Stored items
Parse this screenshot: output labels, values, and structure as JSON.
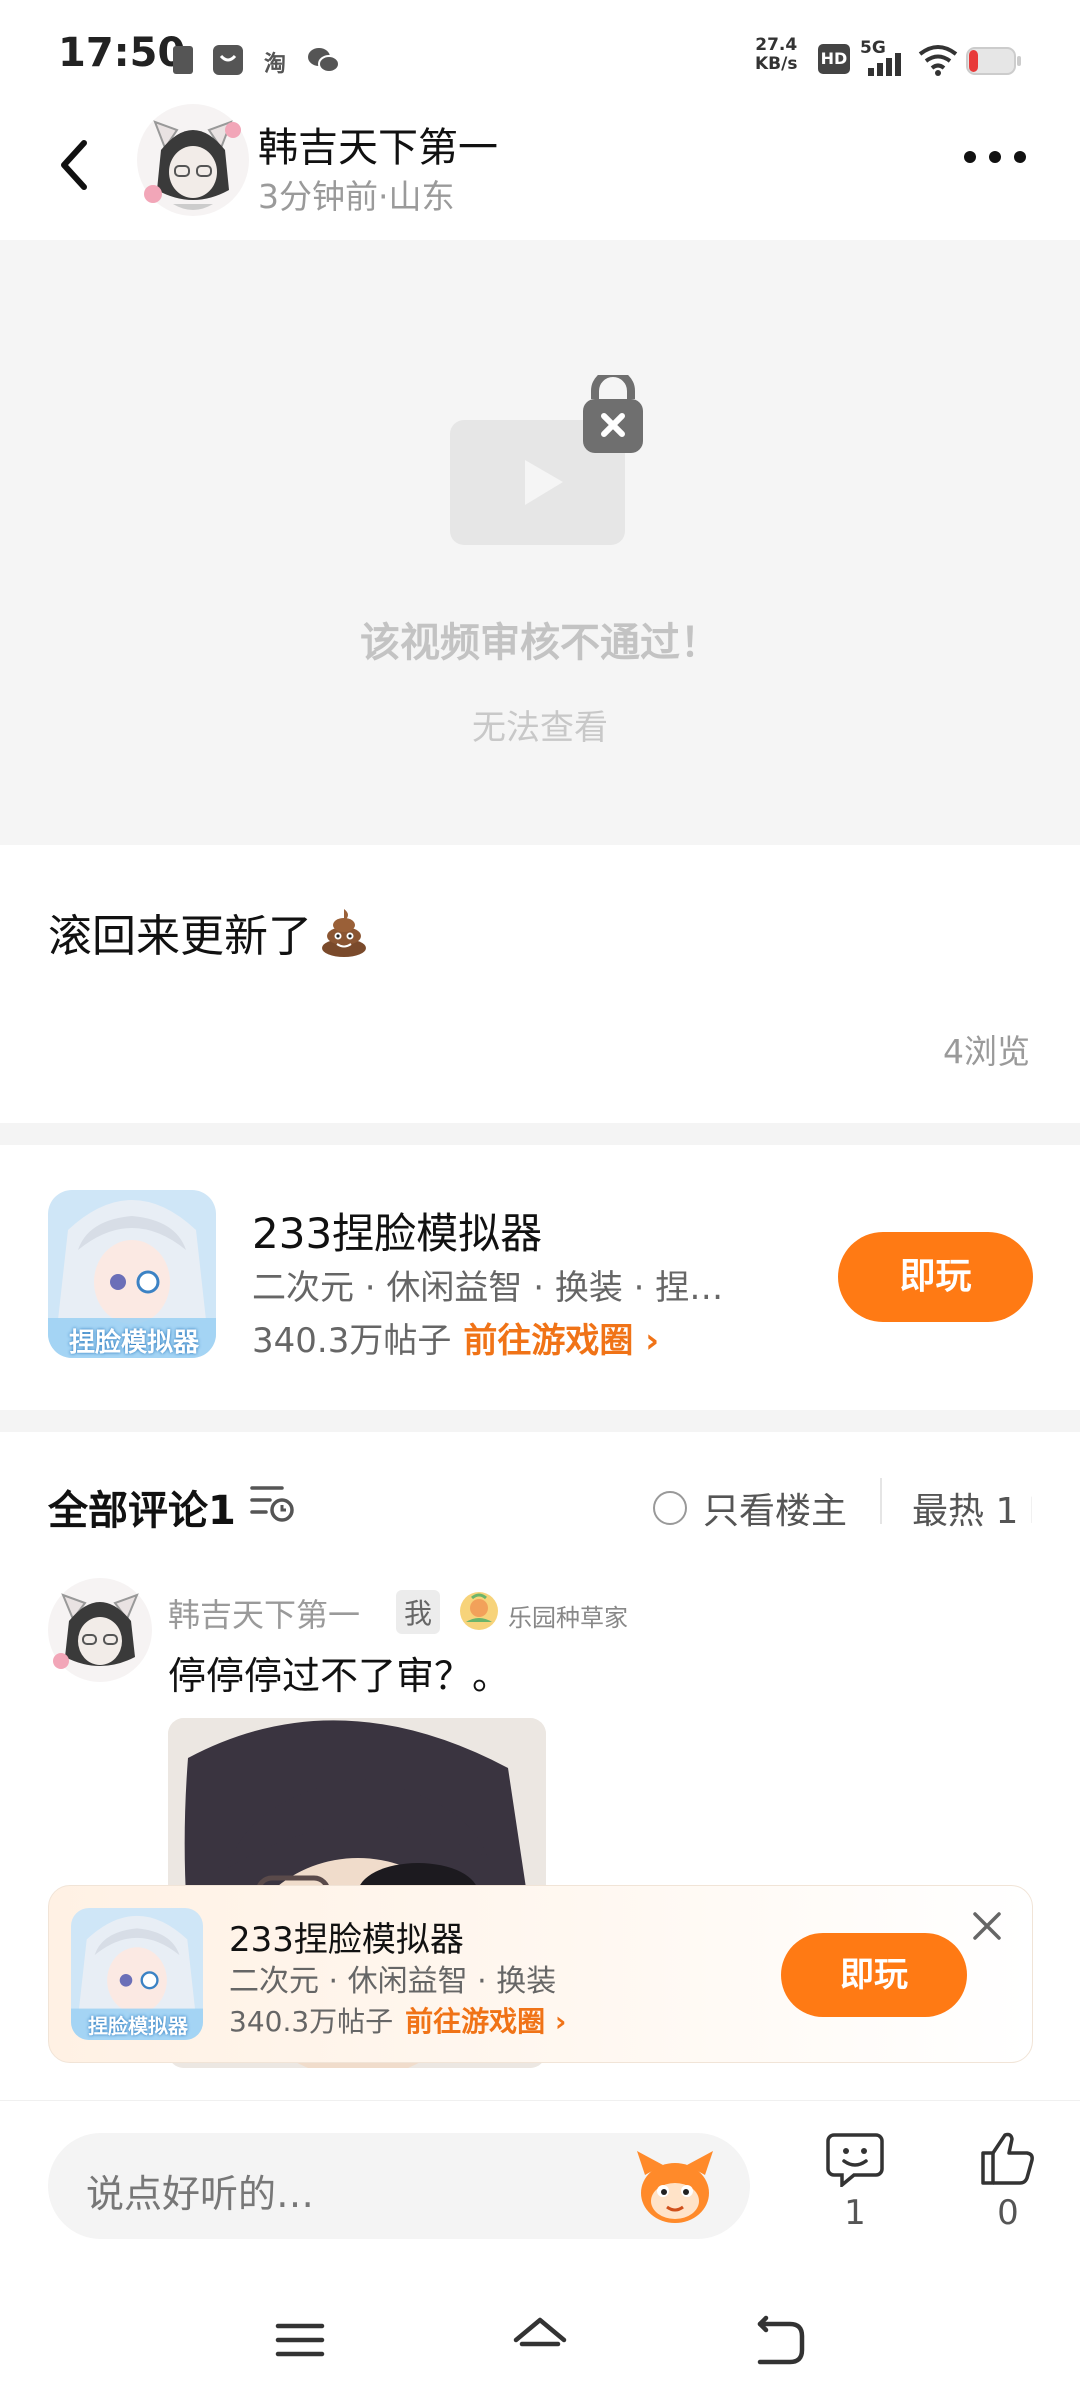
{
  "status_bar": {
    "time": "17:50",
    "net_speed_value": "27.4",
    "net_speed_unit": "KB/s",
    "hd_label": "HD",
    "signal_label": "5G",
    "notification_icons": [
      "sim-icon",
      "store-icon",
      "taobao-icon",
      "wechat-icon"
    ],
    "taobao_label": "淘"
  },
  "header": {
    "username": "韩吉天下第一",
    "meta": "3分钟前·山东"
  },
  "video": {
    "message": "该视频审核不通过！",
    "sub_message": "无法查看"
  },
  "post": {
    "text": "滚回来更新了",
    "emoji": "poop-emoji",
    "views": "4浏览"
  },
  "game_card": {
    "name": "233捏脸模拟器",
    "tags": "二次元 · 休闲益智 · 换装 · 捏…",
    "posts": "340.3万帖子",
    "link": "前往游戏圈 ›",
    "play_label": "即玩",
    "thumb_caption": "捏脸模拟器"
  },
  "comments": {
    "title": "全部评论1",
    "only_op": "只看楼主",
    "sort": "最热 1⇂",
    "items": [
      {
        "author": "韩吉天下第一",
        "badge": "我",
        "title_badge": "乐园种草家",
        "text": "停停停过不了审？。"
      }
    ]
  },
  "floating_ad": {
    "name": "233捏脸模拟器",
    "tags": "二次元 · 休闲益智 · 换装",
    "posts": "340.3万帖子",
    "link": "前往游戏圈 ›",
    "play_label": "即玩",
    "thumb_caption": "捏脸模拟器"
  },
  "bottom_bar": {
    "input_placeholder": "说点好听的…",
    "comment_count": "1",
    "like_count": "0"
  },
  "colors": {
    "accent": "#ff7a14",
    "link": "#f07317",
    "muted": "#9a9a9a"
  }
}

Problem details:
The data above should be repeated exactly, minus any pictures.

Correct answer:
Parse this screenshot: output labels, values, and structure as JSON.
{
  "status_bar": {
    "time": "17:50",
    "net_speed_value": "27.4",
    "net_speed_unit": "KB/s",
    "hd_label": "HD",
    "signal_label": "5G",
    "notification_icons": [
      "sim-icon",
      "store-icon",
      "taobao-icon",
      "wechat-icon"
    ],
    "taobao_label": "淘"
  },
  "header": {
    "username": "韩吉天下第一",
    "meta": "3分钟前·山东"
  },
  "video": {
    "message": "该视频审核不通过！",
    "sub_message": "无法查看"
  },
  "post": {
    "text": "滚回来更新了",
    "emoji": "poop-emoji",
    "views": "4浏览"
  },
  "game_card": {
    "name": "233捏脸模拟器",
    "tags": "二次元 · 休闲益智 · 换装 · 捏…",
    "posts": "340.3万帖子",
    "link": "前往游戏圈 ›",
    "play_label": "即玩",
    "thumb_caption": "捏脸模拟器"
  },
  "comments": {
    "title": "全部评论1",
    "only_op": "只看楼主",
    "sort": "最热 1⇂",
    "items": [
      {
        "author": "韩吉天下第一",
        "badge": "我",
        "title_badge": "乐园种草家",
        "text": "停停停过不了审？。"
      }
    ]
  },
  "floating_ad": {
    "name": "233捏脸模拟器",
    "tags": "二次元 · 休闲益智 · 换装",
    "posts": "340.3万帖子",
    "link": "前往游戏圈 ›",
    "play_label": "即玩",
    "thumb_caption": "捏脸模拟器"
  },
  "bottom_bar": {
    "input_placeholder": "说点好听的…",
    "comment_count": "1",
    "like_count": "0"
  },
  "colors": {
    "accent": "#ff7a14",
    "link": "#f07317",
    "muted": "#9a9a9a"
  }
}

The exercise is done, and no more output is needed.